What the exercise asks: Separate out the lines that hold "même".

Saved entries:
........
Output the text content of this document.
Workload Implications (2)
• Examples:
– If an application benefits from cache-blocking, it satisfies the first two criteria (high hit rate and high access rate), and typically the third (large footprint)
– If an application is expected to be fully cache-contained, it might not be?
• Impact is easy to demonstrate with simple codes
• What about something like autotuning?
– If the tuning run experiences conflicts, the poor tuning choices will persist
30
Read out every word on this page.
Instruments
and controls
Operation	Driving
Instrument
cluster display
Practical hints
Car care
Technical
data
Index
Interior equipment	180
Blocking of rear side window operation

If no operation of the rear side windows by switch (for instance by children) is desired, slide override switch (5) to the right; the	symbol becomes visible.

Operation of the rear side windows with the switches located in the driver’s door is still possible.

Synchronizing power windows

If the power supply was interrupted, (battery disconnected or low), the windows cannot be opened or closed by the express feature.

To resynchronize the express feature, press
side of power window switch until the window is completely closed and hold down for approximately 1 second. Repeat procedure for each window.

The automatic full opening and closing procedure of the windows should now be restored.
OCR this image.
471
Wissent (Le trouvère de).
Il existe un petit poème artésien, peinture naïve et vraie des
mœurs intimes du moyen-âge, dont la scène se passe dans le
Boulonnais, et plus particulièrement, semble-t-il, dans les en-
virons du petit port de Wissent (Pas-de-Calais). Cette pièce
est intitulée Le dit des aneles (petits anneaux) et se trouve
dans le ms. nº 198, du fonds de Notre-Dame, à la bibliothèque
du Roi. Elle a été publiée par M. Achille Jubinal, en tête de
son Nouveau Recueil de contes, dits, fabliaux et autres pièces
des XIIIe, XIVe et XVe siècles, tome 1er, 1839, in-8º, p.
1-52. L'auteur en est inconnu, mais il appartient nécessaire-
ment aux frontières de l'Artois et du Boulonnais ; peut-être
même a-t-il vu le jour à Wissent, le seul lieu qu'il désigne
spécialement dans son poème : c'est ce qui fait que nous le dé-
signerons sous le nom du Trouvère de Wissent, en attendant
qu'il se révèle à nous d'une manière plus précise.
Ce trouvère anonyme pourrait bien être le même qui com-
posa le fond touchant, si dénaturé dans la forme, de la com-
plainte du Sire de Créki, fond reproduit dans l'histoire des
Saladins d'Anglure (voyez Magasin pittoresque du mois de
........
Solution:
même a-t-il vu le jour à Wissent, le seul lieu qu'il désigne
Ce trouvère anonyme pourrait bien être le même qui com-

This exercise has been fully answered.